## EXERCISE TASK
Whenever a line below holds the word "义务教育教科书", copy that line.
-- begin --
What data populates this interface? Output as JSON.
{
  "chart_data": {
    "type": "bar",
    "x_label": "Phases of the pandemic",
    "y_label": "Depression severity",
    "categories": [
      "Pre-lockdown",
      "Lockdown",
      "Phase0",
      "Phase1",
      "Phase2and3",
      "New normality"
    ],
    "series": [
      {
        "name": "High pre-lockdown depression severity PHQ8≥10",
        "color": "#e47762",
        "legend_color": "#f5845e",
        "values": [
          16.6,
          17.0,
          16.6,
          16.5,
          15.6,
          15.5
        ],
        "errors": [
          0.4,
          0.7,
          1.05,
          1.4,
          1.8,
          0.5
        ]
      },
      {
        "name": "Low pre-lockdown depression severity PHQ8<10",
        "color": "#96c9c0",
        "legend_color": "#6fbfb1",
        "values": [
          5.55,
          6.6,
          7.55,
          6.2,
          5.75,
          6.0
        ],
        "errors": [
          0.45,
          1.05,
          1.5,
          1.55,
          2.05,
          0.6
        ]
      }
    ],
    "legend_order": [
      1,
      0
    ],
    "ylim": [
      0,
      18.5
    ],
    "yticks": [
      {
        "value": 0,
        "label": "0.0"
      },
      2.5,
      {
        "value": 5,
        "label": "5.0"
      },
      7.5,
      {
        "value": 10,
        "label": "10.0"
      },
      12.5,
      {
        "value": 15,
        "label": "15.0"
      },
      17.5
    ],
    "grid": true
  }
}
-- end --
-- begin --
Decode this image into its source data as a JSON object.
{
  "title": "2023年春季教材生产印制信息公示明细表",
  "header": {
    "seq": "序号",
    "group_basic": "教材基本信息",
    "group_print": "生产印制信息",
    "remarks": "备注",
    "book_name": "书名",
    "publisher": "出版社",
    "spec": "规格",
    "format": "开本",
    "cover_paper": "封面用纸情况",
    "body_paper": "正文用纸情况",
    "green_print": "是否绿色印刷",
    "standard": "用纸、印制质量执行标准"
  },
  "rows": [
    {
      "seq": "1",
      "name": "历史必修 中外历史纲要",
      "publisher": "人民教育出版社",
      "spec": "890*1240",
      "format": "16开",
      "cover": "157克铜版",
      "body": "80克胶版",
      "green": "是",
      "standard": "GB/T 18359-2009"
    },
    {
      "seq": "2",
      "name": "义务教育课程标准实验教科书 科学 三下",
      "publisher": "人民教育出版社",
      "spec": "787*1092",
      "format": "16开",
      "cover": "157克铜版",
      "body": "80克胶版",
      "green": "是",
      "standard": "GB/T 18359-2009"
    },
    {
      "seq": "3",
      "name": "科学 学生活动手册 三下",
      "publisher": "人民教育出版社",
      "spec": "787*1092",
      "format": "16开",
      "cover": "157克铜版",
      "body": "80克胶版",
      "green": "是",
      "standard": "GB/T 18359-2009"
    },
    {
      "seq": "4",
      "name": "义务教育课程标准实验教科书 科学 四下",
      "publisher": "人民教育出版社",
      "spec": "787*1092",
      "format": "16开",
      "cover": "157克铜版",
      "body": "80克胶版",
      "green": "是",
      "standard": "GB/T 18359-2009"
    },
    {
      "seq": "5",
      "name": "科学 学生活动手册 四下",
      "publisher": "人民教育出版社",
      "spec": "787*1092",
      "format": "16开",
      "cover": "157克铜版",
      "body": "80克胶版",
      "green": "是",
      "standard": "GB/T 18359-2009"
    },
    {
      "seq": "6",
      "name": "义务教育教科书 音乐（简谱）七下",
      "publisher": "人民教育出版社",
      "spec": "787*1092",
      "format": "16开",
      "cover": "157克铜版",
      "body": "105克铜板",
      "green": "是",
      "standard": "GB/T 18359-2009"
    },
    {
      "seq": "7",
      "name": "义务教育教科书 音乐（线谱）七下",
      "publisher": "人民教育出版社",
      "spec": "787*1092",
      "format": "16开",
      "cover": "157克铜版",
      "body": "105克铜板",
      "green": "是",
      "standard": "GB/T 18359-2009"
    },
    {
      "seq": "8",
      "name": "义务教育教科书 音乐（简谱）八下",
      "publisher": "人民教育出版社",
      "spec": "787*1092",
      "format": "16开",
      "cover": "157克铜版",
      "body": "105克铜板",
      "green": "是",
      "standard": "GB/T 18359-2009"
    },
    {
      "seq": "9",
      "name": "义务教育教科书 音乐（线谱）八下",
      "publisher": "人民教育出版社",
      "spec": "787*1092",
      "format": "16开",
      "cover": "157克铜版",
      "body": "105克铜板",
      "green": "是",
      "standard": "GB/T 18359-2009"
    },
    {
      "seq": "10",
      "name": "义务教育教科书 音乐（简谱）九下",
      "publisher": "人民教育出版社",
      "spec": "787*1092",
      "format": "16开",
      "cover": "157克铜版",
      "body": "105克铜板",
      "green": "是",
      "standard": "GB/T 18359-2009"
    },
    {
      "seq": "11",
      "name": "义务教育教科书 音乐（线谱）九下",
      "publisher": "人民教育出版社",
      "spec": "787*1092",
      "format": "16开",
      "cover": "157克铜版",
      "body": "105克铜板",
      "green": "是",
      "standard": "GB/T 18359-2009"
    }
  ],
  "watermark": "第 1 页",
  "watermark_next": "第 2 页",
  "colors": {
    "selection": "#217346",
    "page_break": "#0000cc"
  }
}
-- end --
## WRITTEN SOLUTION
      "name": "义务教育教科书 音乐（简谱）七下",
      "name": "义务教育教科书 音乐（线谱）七下",
      "name": "义务教育教科书 音乐（简谱）八下",
      "name": "义务教育教科书 音乐（线谱）八下",
      "name": "义务教育教科书 音乐（简谱）九下",
      "name": "义务教育教科书 音乐（线谱）九下",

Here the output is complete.